Problem requirements:
Of the lines below, count those containing the word "pontjában". Reply with the number alone.

Data for this task:

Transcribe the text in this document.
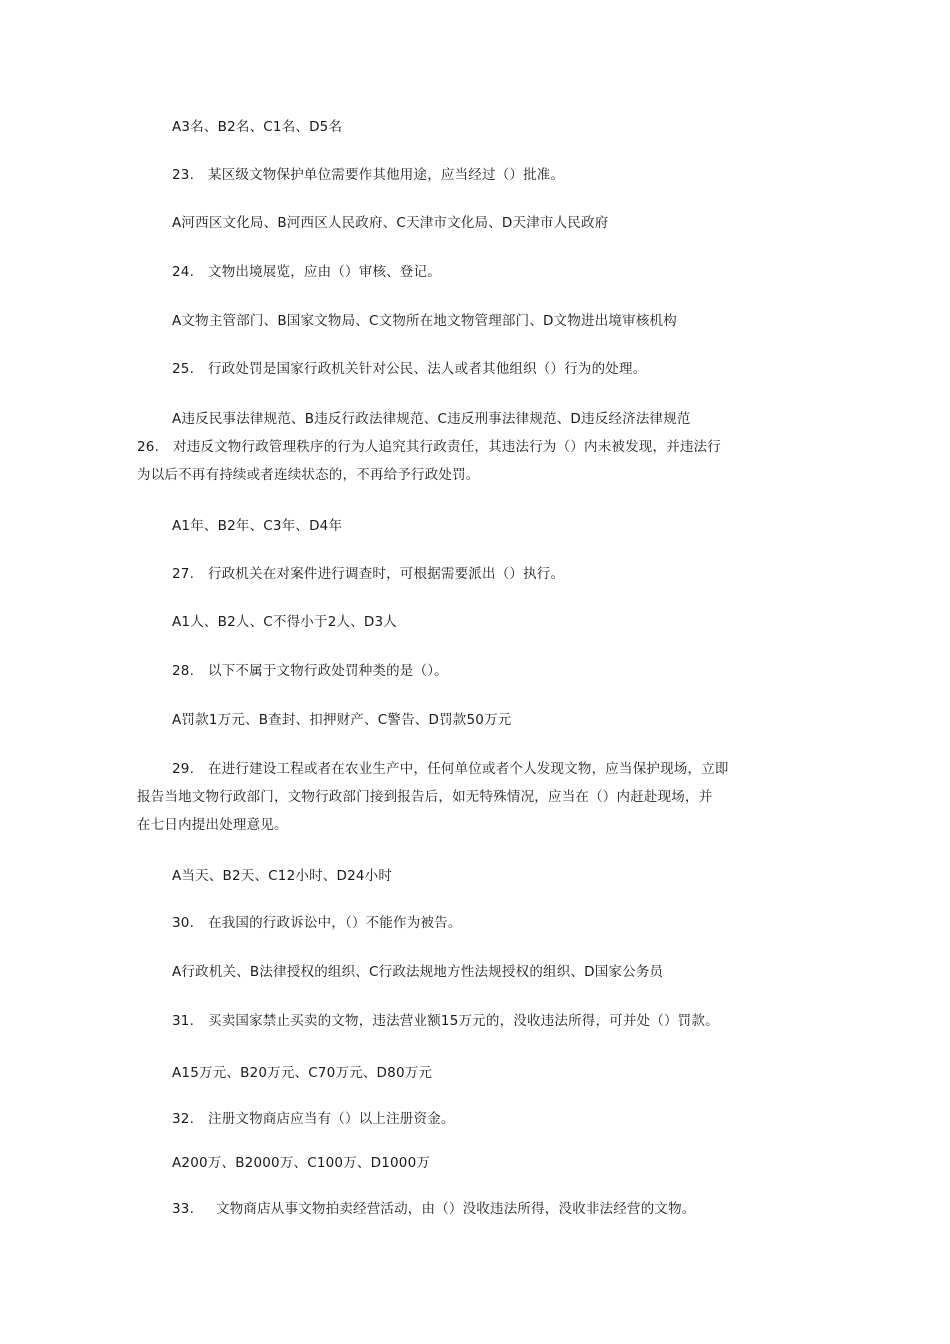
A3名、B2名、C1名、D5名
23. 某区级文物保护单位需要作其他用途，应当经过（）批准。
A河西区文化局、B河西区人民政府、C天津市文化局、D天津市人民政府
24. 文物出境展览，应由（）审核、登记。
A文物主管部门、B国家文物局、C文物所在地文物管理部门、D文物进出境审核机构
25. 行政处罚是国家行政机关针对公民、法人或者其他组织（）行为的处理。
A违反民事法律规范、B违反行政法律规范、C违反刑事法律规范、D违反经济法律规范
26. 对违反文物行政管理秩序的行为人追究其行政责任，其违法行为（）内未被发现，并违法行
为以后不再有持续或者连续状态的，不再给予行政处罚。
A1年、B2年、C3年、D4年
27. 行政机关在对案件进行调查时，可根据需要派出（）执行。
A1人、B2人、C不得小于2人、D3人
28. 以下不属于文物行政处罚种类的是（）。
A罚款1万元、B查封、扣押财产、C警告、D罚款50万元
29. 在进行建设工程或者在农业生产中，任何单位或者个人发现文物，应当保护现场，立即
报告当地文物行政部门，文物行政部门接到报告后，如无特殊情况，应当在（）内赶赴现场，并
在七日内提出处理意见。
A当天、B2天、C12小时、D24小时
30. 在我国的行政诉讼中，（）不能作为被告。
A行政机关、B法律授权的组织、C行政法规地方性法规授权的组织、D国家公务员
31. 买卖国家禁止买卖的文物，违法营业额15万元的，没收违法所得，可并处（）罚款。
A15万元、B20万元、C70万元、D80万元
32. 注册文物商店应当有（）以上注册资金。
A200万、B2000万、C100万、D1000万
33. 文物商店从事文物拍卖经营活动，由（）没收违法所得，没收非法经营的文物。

--

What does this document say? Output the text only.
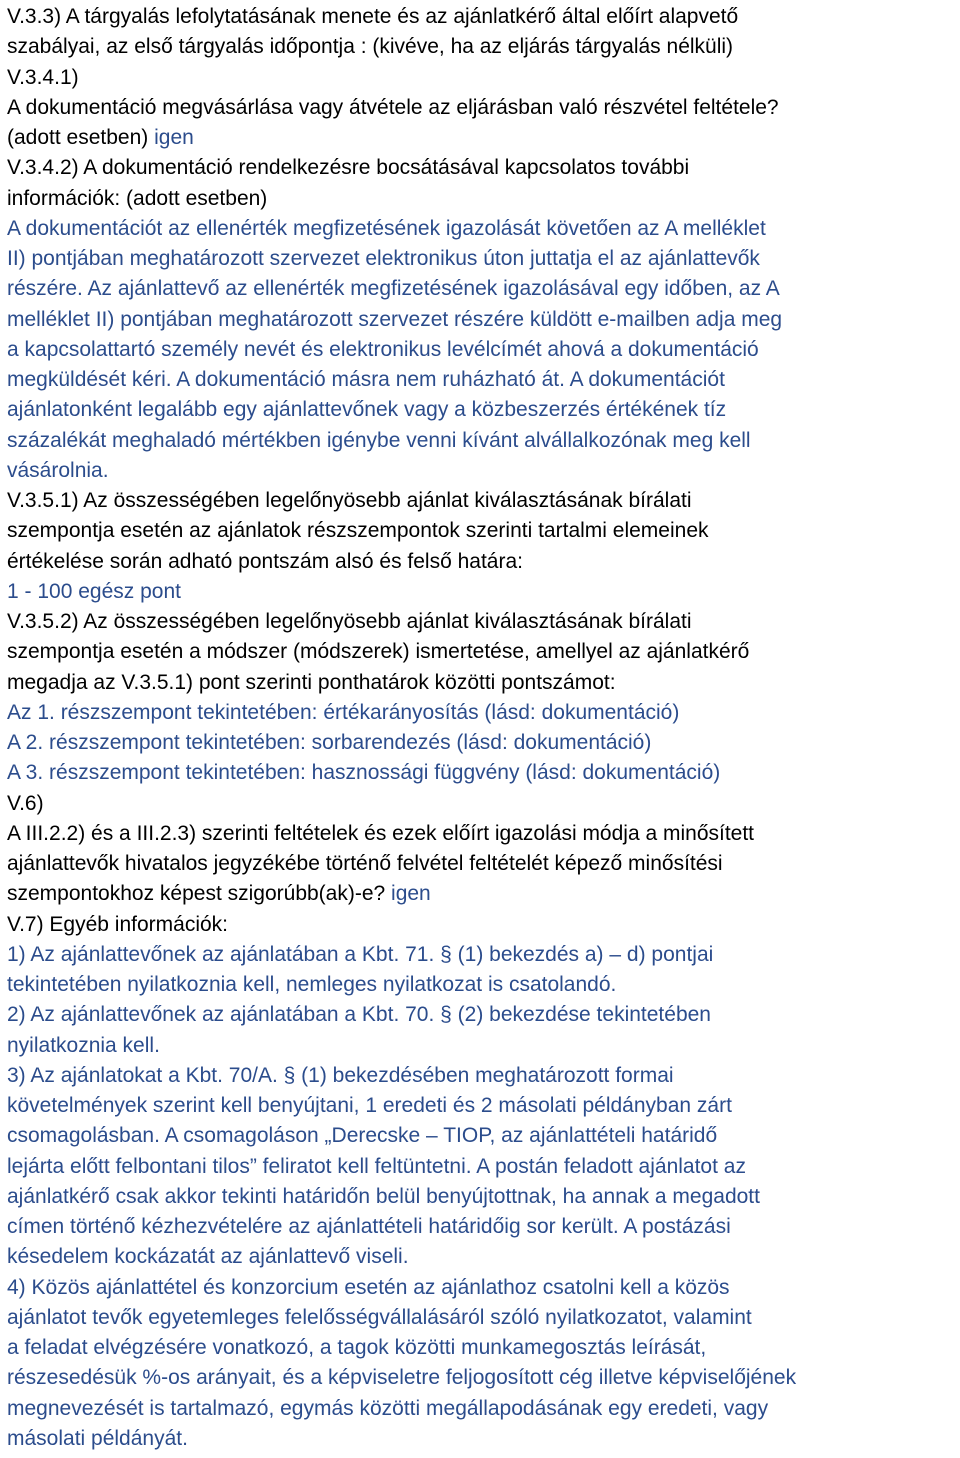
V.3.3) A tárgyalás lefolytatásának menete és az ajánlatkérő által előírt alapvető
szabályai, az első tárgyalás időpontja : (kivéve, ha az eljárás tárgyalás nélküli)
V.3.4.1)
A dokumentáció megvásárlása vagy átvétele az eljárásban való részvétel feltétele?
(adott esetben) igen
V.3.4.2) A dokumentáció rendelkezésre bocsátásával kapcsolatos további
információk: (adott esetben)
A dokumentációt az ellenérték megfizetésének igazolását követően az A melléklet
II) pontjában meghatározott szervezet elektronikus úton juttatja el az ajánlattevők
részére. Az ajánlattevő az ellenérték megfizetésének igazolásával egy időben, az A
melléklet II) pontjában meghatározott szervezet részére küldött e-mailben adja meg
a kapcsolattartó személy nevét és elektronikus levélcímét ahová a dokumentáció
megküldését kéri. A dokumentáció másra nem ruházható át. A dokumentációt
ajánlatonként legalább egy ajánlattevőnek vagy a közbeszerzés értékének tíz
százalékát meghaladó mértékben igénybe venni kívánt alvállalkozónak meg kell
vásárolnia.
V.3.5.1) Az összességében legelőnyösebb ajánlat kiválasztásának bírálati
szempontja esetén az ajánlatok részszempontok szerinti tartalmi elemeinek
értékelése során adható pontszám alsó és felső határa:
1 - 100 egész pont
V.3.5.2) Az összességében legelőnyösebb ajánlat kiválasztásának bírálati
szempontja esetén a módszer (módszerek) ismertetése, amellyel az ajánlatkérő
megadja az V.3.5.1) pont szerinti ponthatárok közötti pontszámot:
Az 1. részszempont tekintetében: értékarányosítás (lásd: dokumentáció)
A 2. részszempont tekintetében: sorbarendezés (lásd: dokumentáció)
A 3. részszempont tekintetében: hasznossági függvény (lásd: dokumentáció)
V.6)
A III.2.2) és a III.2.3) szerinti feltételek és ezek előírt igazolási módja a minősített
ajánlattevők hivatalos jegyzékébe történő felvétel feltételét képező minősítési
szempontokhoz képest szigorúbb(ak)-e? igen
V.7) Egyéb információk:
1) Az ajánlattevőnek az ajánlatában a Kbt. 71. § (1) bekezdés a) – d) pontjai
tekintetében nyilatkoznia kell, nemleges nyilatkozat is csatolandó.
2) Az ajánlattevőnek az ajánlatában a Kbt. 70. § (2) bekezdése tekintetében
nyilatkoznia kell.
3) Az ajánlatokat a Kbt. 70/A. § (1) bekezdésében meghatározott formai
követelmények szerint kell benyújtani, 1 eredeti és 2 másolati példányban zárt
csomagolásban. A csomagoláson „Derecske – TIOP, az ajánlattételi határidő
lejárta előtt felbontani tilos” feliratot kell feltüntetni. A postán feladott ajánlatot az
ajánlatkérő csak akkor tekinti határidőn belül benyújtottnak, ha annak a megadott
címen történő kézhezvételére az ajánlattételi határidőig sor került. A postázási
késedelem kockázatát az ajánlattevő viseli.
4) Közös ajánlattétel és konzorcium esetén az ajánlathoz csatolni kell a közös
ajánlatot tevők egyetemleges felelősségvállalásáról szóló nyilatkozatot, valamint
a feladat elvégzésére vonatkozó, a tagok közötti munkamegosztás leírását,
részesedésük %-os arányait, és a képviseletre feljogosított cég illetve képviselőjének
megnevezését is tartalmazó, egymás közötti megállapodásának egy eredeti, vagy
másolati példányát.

Response to this task:
2